EXERCISE TASK — Copy the listing below verbatim, from its first line through the line containing "latest-tag[interactable]: 玩具 —", including both.

SUPPLIED RECORDS —

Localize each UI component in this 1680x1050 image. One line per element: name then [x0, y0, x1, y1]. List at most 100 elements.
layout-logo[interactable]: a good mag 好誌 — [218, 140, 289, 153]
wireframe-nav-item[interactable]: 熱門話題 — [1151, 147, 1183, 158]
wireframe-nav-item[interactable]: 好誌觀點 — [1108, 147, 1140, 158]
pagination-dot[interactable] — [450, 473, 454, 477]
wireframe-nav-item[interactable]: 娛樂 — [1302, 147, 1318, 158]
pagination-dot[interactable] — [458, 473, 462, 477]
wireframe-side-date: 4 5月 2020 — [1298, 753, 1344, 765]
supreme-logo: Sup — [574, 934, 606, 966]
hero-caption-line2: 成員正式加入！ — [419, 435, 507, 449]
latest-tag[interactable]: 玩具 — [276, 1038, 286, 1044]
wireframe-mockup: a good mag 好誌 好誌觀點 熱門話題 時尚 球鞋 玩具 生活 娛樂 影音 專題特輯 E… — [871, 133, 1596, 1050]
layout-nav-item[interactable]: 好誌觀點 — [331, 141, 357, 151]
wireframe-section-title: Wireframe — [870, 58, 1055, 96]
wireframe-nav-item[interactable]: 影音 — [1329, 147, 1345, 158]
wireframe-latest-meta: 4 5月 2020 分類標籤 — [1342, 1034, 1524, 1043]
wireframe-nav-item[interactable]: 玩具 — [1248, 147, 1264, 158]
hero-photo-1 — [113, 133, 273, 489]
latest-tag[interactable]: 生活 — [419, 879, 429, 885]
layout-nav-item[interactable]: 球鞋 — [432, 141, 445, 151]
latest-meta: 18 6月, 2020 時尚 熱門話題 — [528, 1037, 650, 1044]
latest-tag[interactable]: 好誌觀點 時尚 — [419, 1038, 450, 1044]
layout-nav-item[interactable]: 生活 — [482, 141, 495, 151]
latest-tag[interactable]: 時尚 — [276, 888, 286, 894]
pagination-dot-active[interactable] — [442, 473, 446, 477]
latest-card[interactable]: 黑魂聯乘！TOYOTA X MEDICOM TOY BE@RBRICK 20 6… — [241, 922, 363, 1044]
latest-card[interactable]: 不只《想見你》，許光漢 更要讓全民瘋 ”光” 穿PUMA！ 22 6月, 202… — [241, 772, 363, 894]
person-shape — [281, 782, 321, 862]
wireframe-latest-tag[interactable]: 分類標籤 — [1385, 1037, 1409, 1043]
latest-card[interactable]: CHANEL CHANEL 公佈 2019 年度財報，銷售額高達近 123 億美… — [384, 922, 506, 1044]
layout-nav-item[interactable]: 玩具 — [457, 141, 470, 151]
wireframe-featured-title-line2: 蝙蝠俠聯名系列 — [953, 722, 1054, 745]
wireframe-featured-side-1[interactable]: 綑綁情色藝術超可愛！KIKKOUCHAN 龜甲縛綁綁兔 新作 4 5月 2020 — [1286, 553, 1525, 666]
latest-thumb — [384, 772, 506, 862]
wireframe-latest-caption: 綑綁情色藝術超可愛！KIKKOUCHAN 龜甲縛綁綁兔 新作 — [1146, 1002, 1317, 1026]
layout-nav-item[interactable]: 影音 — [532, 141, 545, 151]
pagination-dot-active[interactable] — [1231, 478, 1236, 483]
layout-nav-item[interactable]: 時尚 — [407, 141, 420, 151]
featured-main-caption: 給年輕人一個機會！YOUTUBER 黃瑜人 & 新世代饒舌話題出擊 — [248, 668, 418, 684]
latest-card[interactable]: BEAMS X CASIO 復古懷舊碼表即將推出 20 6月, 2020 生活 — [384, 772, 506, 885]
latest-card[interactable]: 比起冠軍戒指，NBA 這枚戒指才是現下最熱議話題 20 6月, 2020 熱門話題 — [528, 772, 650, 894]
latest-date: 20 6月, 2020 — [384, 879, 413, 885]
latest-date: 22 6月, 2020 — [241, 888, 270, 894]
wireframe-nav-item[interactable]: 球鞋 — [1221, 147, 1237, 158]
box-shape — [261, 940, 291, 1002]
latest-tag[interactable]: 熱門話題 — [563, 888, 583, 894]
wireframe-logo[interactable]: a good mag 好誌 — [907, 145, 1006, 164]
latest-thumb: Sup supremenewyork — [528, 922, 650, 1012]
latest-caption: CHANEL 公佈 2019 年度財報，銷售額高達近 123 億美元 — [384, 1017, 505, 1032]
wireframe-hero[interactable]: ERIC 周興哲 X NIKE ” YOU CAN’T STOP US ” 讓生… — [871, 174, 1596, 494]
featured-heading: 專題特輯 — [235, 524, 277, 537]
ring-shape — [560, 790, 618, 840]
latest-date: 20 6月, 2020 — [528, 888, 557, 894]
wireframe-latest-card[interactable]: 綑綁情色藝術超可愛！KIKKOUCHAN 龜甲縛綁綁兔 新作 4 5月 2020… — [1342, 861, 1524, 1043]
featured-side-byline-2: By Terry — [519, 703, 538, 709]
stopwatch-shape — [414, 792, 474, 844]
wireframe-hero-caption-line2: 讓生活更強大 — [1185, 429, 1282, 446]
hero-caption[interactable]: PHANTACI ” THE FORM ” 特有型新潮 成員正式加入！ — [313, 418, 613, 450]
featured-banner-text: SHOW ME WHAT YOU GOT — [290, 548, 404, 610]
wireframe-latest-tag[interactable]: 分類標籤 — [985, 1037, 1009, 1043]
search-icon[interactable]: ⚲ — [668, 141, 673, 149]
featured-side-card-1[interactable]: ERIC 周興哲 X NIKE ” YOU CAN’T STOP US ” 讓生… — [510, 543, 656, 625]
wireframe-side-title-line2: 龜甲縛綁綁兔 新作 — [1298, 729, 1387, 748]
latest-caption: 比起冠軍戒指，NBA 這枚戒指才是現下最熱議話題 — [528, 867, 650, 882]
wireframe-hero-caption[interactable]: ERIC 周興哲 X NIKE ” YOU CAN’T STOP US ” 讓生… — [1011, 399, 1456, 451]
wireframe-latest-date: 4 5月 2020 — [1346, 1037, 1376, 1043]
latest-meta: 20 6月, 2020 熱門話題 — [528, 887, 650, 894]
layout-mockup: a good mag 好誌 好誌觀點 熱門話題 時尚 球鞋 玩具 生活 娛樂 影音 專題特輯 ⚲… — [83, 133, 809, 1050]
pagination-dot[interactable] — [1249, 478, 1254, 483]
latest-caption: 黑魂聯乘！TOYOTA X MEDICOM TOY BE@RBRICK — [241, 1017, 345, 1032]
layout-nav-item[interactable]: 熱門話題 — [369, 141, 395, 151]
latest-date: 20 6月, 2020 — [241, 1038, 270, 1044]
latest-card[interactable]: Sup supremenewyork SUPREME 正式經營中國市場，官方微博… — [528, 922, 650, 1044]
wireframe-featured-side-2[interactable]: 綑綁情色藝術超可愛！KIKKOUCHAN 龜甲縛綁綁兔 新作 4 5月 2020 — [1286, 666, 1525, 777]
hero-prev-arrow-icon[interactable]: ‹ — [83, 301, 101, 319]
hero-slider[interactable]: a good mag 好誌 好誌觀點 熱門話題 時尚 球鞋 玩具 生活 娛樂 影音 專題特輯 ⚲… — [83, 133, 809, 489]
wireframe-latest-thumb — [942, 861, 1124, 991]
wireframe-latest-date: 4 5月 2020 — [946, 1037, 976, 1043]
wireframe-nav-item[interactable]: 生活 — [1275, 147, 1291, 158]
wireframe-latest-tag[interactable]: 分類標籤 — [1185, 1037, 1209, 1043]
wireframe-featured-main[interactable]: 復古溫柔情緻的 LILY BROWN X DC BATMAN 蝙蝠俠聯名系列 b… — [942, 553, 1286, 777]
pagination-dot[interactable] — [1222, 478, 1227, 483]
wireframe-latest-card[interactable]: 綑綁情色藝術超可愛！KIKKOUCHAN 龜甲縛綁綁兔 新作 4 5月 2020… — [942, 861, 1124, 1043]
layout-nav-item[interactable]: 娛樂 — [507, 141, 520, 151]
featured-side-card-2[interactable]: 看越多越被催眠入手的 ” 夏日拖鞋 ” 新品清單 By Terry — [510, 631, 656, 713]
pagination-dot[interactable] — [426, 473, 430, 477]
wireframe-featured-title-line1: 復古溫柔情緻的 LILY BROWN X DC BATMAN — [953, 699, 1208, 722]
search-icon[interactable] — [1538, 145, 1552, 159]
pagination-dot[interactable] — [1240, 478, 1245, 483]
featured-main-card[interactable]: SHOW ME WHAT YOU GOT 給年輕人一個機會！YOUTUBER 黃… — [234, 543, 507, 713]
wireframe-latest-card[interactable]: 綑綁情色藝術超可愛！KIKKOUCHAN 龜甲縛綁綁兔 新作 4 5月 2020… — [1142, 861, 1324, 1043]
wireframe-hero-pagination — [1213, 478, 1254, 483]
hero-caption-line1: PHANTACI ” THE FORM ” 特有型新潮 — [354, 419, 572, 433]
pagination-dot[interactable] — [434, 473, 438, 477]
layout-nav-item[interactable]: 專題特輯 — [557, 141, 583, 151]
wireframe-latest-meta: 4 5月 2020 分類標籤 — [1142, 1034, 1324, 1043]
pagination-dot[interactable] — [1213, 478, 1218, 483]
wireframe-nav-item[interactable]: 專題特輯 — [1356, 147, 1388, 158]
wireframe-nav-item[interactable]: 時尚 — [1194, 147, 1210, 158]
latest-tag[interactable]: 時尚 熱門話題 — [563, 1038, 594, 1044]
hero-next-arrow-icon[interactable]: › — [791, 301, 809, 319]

CORRECT OUTPUT —
Localize each UI component in this 1680x1050 image. One line per element: name then [x0, y0, x1, y1]. List at most 100 elements.
layout-logo[interactable]: a good mag 好誌 — [218, 140, 289, 153]
wireframe-nav-item[interactable]: 熱門話題 — [1151, 147, 1183, 158]
wireframe-nav-item[interactable]: 好誌觀點 — [1108, 147, 1140, 158]
pagination-dot[interactable] — [450, 473, 454, 477]
wireframe-nav-item[interactable]: 娛樂 — [1302, 147, 1318, 158]
pagination-dot[interactable] — [458, 473, 462, 477]
wireframe-side-date: 4 5月 2020 — [1298, 753, 1344, 765]
supreme-logo: Sup — [574, 934, 606, 966]
hero-caption-line2: 成員正式加入！ — [419, 435, 507, 449]
latest-tag[interactable]: 玩具 — [276, 1038, 286, 1044]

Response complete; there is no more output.